╭─ Task input
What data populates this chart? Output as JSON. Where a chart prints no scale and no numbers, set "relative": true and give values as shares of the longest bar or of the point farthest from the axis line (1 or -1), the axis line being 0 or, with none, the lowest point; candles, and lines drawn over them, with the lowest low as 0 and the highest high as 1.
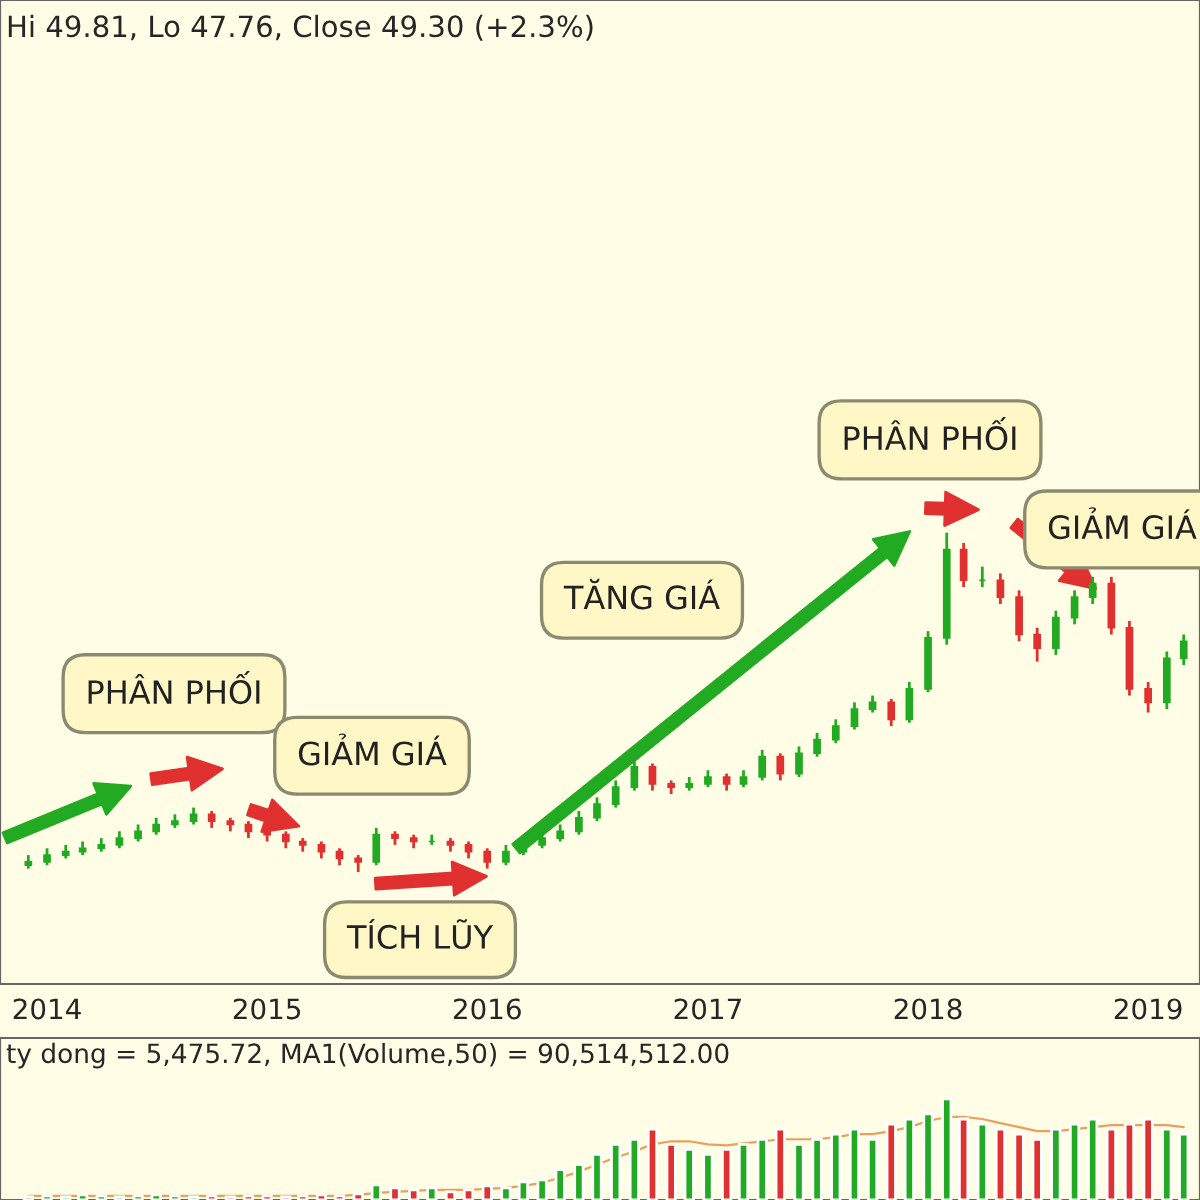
{
  "chart_data": [
    {
      "type": "candlestick",
      "relative": true,
      "x": [
        "2013-12",
        "2014-01",
        "2014-02",
        "2014-03",
        "2014-04",
        "2014-05",
        "2014-06",
        "2014-07",
        "2014-08",
        "2014-09",
        "2014-10",
        "2014-11",
        "2014-12",
        "2015-01",
        "2015-02",
        "2015-03",
        "2015-04",
        "2015-05",
        "2015-06",
        "2015-07",
        "2015-08",
        "2015-09",
        "2015-10",
        "2015-11",
        "2015-12",
        "2016-01",
        "2016-02",
        "2016-03",
        "2016-04",
        "2016-05",
        "2016-06",
        "2016-07",
        "2016-08",
        "2016-09",
        "2016-10",
        "2016-11",
        "2016-12",
        "2017-01",
        "2017-02",
        "2017-03",
        "2017-04",
        "2017-05",
        "2017-06",
        "2017-07",
        "2017-08",
        "2017-09",
        "2017-10",
        "2017-11",
        "2017-12",
        "2018-01",
        "2018-02",
        "2018-03",
        "2018-04",
        "2018-05",
        "2018-06",
        "2018-07",
        "2018-08",
        "2018-09",
        "2018-10",
        "2018-11",
        "2018-12",
        "2019-01",
        "2019-02",
        "2019-03"
      ],
      "ohlc": [
        [
          0.02,
          0.05,
          0.01,
          0.03
        ],
        [
          0.03,
          0.07,
          0.02,
          0.05
        ],
        [
          0.05,
          0.08,
          0.04,
          0.06
        ],
        [
          0.06,
          0.09,
          0.05,
          0.07
        ],
        [
          0.07,
          0.1,
          0.06,
          0.08
        ],
        [
          0.08,
          0.12,
          0.07,
          0.1
        ],
        [
          0.1,
          0.14,
          0.09,
          0.12
        ],
        [
          0.12,
          0.16,
          0.11,
          0.14
        ],
        [
          0.14,
          0.17,
          0.13,
          0.15
        ],
        [
          0.15,
          0.19,
          0.14,
          0.17
        ],
        [
          0.17,
          0.18,
          0.13,
          0.15
        ],
        [
          0.15,
          0.16,
          0.12,
          0.14
        ],
        [
          0.14,
          0.15,
          0.1,
          0.12
        ],
        [
          0.12,
          0.13,
          0.09,
          0.11
        ],
        [
          0.11,
          0.12,
          0.07,
          0.09
        ],
        [
          0.09,
          0.1,
          0.06,
          0.08
        ],
        [
          0.08,
          0.09,
          0.04,
          0.06
        ],
        [
          0.06,
          0.07,
          0.02,
          0.04
        ],
        [
          0.04,
          0.05,
          0.0,
          0.03
        ],
        [
          0.03,
          0.13,
          0.02,
          0.11
        ],
        [
          0.11,
          0.12,
          0.08,
          0.1
        ],
        [
          0.1,
          0.11,
          0.07,
          0.09
        ],
        [
          0.09,
          0.11,
          0.08,
          0.09
        ],
        [
          0.09,
          0.1,
          0.06,
          0.08
        ],
        [
          0.08,
          0.09,
          0.04,
          0.06
        ],
        [
          0.06,
          0.07,
          0.01,
          0.03
        ],
        [
          0.03,
          0.08,
          0.02,
          0.06
        ],
        [
          0.06,
          0.1,
          0.05,
          0.08
        ],
        [
          0.08,
          0.12,
          0.07,
          0.1
        ],
        [
          0.1,
          0.14,
          0.09,
          0.12
        ],
        [
          0.12,
          0.18,
          0.11,
          0.16
        ],
        [
          0.16,
          0.22,
          0.15,
          0.2
        ],
        [
          0.2,
          0.27,
          0.19,
          0.25
        ],
        [
          0.25,
          0.33,
          0.24,
          0.31
        ],
        [
          0.31,
          0.32,
          0.24,
          0.26
        ],
        [
          0.26,
          0.27,
          0.23,
          0.25
        ],
        [
          0.25,
          0.28,
          0.24,
          0.26
        ],
        [
          0.26,
          0.3,
          0.25,
          0.28
        ],
        [
          0.28,
          0.29,
          0.24,
          0.26
        ],
        [
          0.26,
          0.3,
          0.25,
          0.28
        ],
        [
          0.28,
          0.36,
          0.27,
          0.34
        ],
        [
          0.34,
          0.35,
          0.27,
          0.29
        ],
        [
          0.29,
          0.37,
          0.28,
          0.35
        ],
        [
          0.35,
          0.41,
          0.34,
          0.39
        ],
        [
          0.39,
          0.45,
          0.38,
          0.43
        ],
        [
          0.43,
          0.5,
          0.42,
          0.48
        ],
        [
          0.48,
          0.52,
          0.47,
          0.5
        ],
        [
          0.5,
          0.51,
          0.43,
          0.45
        ],
        [
          0.45,
          0.56,
          0.44,
          0.54
        ],
        [
          0.54,
          0.71,
          0.53,
          0.69
        ],
        [
          0.69,
          1.0,
          0.67,
          0.95
        ],
        [
          0.95,
          0.97,
          0.84,
          0.86
        ],
        [
          0.86,
          0.9,
          0.84,
          0.86
        ],
        [
          0.86,
          0.88,
          0.79,
          0.81
        ],
        [
          0.81,
          0.83,
          0.68,
          0.7
        ],
        [
          0.7,
          0.72,
          0.62,
          0.66
        ],
        [
          0.66,
          0.77,
          0.64,
          0.75
        ],
        [
          0.75,
          0.83,
          0.73,
          0.81
        ],
        [
          0.81,
          0.87,
          0.79,
          0.85
        ],
        [
          0.85,
          0.87,
          0.7,
          0.72
        ],
        [
          0.72,
          0.74,
          0.52,
          0.54
        ],
        [
          0.54,
          0.56,
          0.47,
          0.5
        ],
        [
          0.5,
          0.65,
          0.48,
          0.63
        ],
        [
          0.63,
          0.7,
          0.61,
          0.68
        ]
      ],
      "colors": [
        "#22aa22",
        "#22aa22",
        "#22aa22",
        "#22aa22",
        "#22aa22",
        "#22aa22",
        "#22aa22",
        "#22aa22",
        "#22aa22",
        "#22aa22",
        "#e03030",
        "#e03030",
        "#e03030",
        "#e03030",
        "#e03030",
        "#e03030",
        "#e03030",
        "#e03030",
        "#e03030",
        "#22aa22",
        "#e03030",
        "#e03030",
        "#22aa22",
        "#e03030",
        "#e03030",
        "#e03030",
        "#22aa22",
        "#22aa22",
        "#22aa22",
        "#22aa22",
        "#22aa22",
        "#22aa22",
        "#22aa22",
        "#22aa22",
        "#e03030",
        "#e03030",
        "#22aa22",
        "#22aa22",
        "#e03030",
        "#22aa22",
        "#22aa22",
        "#e03030",
        "#22aa22",
        "#22aa22",
        "#22aa22",
        "#22aa22",
        "#22aa22",
        "#e03030",
        "#22aa22",
        "#22aa22",
        "#22aa22",
        "#e03030",
        "#22aa22",
        "#e03030",
        "#e03030",
        "#e03030",
        "#22aa22",
        "#22aa22",
        "#22aa22",
        "#e03030",
        "#e03030",
        "#e03030",
        "#22aa22",
        "#22aa22"
      ],
      "xlim": [
        "2013-10-15",
        "2019-03-28"
      ],
      "xticks": [
        {
          "value": "2014-01-01",
          "label": "2014"
        },
        {
          "value": "2015-01-01",
          "label": "2015"
        },
        {
          "value": "2016-01-01",
          "label": "2016"
        },
        {
          "value": "2017-01-01",
          "label": "2017"
        },
        {
          "value": "2018-01-01",
          "label": "2018"
        },
        {
          "value": "2019-01-01",
          "label": "2019"
        }
      ],
      "annotations": [
        "Hi 49.81, Lo 47.76, Close 49.30 (+2.3%)",
        "PHÂN PHỐI",
        "GIẢM GIÁ",
        "TÍCH LŨY",
        "TĂNG GIÁ",
        "PHÂN PHỐI",
        "GIẢM GIÁ"
      ]
    },
    {
      "type": "bar",
      "relative": true,
      "x": [
        "2013-12",
        "2014-01",
        "2014-02",
        "2014-03",
        "2014-04",
        "2014-05",
        "2014-06",
        "2014-07",
        "2014-08",
        "2014-09",
        "2014-10",
        "2014-11",
        "2014-12",
        "2015-01",
        "2015-02",
        "2015-03",
        "2015-04",
        "2015-05",
        "2015-06",
        "2015-07",
        "2015-08",
        "2015-09",
        "2015-10",
        "2015-11",
        "2015-12",
        "2016-01",
        "2016-02",
        "2016-03",
        "2016-04",
        "2016-05",
        "2016-06",
        "2016-07",
        "2016-08",
        "2016-09",
        "2016-10",
        "2016-11",
        "2016-12",
        "2017-01",
        "2017-02",
        "2017-03",
        "2017-04",
        "2017-05",
        "2017-06",
        "2017-07",
        "2017-08",
        "2017-09",
        "2017-10",
        "2017-11",
        "2017-12",
        "2018-01",
        "2018-02",
        "2018-03",
        "2018-04",
        "2018-05",
        "2018-06",
        "2018-07",
        "2018-08",
        "2018-09",
        "2018-10",
        "2018-11",
        "2018-12",
        "2019-01",
        "2019-02",
        "2019-03"
      ],
      "xlim": [
        "2013-10-15",
        "2019-03-28"
      ],
      "series": [
        {
          "type": "bar",
          "values": [
            0.03,
            0.04,
            0.03,
            0.05,
            0.04,
            0.03,
            0.04,
            0.05,
            0.04,
            0.03,
            0.04,
            0.03,
            0.04,
            0.04,
            0.03,
            0.04,
            0.05,
            0.04,
            0.06,
            0.15,
            0.12,
            0.1,
            0.12,
            0.08,
            0.1,
            0.14,
            0.12,
            0.18,
            0.2,
            0.3,
            0.35,
            0.45,
            0.55,
            0.6,
            0.7,
            0.55,
            0.5,
            0.45,
            0.5,
            0.55,
            0.6,
            0.7,
            0.55,
            0.6,
            0.65,
            0.7,
            0.6,
            0.75,
            0.8,
            0.85,
            1.0,
            0.8,
            0.75,
            0.7,
            0.65,
            0.6,
            0.7,
            0.75,
            0.8,
            0.7,
            0.75,
            0.8,
            0.7,
            0.65
          ],
          "colors": [
            "#22aa22",
            "#22aa22",
            "#22aa22",
            "#22aa22",
            "#22aa22",
            "#22aa22",
            "#22aa22",
            "#22aa22",
            "#22aa22",
            "#22aa22",
            "#e03030",
            "#e03030",
            "#e03030",
            "#e03030",
            "#e03030",
            "#e03030",
            "#e03030",
            "#e03030",
            "#e03030",
            "#22aa22",
            "#e03030",
            "#e03030",
            "#22aa22",
            "#e03030",
            "#e03030",
            "#e03030",
            "#22aa22",
            "#22aa22",
            "#22aa22",
            "#22aa22",
            "#22aa22",
            "#22aa22",
            "#22aa22",
            "#22aa22",
            "#e03030",
            "#e03030",
            "#22aa22",
            "#22aa22",
            "#e03030",
            "#22aa22",
            "#22aa22",
            "#e03030",
            "#22aa22",
            "#22aa22",
            "#22aa22",
            "#22aa22",
            "#22aa22",
            "#e03030",
            "#22aa22",
            "#22aa22",
            "#22aa22",
            "#e03030",
            "#22aa22",
            "#e03030",
            "#e03030",
            "#e03030",
            "#22aa22",
            "#22aa22",
            "#22aa22",
            "#e03030",
            "#e03030",
            "#e03030",
            "#22aa22",
            "#22aa22"
          ]
        },
        {
          "type": "line",
          "color": "#e8a060",
          "values": [
            0.04,
            0.04,
            0.04,
            0.04,
            0.04,
            0.04,
            0.04,
            0.04,
            0.04,
            0.04,
            0.04,
            0.04,
            0.04,
            0.04,
            0.04,
            0.04,
            0.04,
            0.04,
            0.05,
            0.07,
            0.08,
            0.09,
            0.1,
            0.1,
            0.1,
            0.11,
            0.12,
            0.14,
            0.17,
            0.22,
            0.28,
            0.35,
            0.42,
            0.48,
            0.55,
            0.58,
            0.58,
            0.55,
            0.54,
            0.56,
            0.58,
            0.6,
            0.6,
            0.6,
            0.62,
            0.65,
            0.65,
            0.68,
            0.72,
            0.78,
            0.82,
            0.82,
            0.8,
            0.76,
            0.72,
            0.68,
            0.68,
            0.7,
            0.72,
            0.74,
            0.74,
            0.74,
            0.74,
            0.72
          ]
        }
      ],
      "annotations": [
        "ty dong = 5,475.72, MA1(Volume,50) = 90,514,512.00"
      ]
    }
  ]
}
╰─
Pick out the lines above that hold the string "type" and show them.

## Problem solution
      "type": "candlestick",
      "type": "bar",
          "type": "bar",
          "type": "line",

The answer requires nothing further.